▶ **Exercise description**: What is the number of lines containing "Women"? Give only that number.

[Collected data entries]
##############################

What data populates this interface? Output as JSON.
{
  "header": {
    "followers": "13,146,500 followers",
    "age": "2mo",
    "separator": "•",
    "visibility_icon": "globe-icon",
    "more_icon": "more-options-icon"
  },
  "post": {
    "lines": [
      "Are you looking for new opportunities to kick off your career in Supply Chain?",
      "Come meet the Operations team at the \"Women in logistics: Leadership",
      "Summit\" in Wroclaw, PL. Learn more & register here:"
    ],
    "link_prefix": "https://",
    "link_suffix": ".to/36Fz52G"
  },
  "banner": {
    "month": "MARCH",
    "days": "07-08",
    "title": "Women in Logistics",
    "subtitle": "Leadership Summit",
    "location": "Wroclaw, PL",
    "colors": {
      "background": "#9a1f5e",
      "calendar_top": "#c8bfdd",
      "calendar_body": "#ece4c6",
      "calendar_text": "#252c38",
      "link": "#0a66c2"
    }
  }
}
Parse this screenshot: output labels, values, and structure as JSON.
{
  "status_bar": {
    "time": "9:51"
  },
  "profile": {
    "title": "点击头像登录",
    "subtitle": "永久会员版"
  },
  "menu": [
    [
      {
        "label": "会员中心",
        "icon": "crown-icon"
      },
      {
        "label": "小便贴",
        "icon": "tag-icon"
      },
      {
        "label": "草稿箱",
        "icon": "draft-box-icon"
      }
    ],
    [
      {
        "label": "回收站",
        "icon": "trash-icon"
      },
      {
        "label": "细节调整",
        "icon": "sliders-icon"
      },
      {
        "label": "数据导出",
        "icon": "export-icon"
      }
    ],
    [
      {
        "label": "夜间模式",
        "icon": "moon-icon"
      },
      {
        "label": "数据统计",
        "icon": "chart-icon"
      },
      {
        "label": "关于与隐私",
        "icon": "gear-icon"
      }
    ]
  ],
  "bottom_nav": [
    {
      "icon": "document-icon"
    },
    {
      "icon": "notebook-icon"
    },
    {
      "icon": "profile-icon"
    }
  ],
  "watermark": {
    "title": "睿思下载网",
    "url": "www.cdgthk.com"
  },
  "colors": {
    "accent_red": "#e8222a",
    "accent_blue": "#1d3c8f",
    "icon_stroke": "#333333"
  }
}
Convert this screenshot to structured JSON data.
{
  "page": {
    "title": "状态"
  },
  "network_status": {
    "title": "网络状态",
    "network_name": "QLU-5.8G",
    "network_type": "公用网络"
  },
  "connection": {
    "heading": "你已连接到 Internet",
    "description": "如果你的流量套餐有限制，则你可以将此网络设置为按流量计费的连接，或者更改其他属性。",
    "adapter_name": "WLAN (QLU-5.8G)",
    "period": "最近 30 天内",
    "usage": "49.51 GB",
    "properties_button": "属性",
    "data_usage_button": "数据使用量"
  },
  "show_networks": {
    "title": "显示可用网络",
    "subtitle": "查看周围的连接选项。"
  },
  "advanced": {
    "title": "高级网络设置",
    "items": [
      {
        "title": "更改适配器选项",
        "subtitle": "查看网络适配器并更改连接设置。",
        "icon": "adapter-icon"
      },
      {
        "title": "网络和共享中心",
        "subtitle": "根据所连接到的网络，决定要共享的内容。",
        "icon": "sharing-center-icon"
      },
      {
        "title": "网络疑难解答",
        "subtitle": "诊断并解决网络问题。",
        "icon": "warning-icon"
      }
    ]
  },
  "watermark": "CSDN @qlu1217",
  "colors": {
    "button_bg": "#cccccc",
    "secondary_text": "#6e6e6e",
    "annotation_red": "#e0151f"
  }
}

##############################

▶ **Exercise answer**: 2